## Begin Given data

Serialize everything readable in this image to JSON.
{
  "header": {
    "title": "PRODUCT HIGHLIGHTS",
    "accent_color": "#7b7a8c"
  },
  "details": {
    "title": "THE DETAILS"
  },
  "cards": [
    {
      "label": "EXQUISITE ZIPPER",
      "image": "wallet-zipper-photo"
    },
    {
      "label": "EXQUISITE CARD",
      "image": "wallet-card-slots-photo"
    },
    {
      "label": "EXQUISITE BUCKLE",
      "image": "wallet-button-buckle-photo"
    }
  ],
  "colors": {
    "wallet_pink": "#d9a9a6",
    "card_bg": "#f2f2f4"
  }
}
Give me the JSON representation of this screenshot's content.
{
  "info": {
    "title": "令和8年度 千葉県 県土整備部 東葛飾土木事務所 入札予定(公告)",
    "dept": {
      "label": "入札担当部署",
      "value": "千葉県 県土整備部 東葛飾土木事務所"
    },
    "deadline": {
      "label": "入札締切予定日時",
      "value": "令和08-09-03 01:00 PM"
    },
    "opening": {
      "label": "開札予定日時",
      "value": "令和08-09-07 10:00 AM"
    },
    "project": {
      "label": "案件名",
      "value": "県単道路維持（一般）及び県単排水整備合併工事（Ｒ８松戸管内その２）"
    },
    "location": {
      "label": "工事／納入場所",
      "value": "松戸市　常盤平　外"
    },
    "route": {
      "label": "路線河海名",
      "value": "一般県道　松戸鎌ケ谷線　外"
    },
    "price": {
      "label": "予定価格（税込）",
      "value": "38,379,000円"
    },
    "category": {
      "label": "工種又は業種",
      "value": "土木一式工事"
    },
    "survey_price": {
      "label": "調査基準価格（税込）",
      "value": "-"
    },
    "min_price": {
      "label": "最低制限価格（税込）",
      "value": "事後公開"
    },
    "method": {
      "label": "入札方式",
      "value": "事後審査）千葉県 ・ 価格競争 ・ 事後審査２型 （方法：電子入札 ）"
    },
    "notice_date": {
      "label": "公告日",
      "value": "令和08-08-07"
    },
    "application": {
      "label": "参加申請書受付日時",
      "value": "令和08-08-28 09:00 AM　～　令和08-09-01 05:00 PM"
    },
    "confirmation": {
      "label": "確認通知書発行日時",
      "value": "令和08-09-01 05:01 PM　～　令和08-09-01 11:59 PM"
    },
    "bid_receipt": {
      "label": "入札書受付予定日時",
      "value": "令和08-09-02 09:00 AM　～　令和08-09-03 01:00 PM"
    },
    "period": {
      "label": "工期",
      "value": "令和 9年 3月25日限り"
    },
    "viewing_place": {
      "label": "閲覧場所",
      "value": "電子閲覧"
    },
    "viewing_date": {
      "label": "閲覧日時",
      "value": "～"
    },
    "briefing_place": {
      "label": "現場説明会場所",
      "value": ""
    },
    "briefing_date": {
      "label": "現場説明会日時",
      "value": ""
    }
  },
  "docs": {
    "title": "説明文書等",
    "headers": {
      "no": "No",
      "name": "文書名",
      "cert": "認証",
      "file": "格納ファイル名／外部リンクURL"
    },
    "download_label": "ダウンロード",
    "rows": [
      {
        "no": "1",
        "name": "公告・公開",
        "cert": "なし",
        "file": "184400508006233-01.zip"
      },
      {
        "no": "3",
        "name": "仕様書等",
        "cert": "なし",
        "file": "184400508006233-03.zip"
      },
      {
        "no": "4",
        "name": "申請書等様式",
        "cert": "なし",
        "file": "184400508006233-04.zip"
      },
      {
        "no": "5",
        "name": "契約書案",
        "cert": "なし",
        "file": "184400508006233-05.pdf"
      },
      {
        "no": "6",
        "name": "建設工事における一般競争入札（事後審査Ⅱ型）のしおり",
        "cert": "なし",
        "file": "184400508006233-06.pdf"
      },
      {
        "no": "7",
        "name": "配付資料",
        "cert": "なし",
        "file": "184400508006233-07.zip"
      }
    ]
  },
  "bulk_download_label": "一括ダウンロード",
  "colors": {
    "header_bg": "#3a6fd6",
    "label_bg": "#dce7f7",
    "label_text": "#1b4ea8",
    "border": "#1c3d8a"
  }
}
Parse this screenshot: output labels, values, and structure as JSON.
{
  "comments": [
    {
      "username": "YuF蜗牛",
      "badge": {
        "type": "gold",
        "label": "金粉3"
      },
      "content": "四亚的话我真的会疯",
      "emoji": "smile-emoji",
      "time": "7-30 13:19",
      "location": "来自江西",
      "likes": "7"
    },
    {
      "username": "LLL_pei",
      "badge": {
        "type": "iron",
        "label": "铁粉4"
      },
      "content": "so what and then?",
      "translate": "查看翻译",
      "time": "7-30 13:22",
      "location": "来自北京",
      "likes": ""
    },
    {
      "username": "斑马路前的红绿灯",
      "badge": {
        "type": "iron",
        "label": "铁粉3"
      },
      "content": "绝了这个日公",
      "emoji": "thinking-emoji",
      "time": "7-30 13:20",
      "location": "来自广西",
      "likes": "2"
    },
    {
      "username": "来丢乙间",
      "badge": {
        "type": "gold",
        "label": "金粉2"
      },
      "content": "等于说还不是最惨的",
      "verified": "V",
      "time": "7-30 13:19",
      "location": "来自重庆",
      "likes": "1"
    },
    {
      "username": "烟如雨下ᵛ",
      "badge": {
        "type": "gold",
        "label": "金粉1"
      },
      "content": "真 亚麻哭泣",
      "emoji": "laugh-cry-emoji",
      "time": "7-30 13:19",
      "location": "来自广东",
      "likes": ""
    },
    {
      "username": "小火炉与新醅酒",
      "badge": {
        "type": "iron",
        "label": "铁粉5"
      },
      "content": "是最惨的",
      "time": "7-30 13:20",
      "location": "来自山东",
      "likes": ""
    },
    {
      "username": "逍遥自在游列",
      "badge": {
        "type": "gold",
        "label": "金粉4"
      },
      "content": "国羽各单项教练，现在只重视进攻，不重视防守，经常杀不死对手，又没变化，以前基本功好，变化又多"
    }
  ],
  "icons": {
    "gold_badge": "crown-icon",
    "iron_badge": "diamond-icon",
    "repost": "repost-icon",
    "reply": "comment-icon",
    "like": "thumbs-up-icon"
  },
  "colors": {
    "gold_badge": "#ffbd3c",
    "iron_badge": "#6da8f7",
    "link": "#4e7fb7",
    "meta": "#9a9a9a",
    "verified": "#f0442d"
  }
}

## End Given data

- _Task to carry out_:
Show, from the listing above, each line that contains the word "content".

- _Finished answer_:
Give me the JSON representation of this screenshot's content.
      "content": "四亚的话我真的会疯",
      "content": "so what and then?",
      "content": "绝了这个日公",
      "content": "等于说还不是最惨的",
      "content": "真 亚麻哭泣",
      "content": "是最惨的",
      "content": "国羽各单项教练，现在只重视进攻，不重视防守，经常杀不死对手，又没变化，以前基本功好，变化又多"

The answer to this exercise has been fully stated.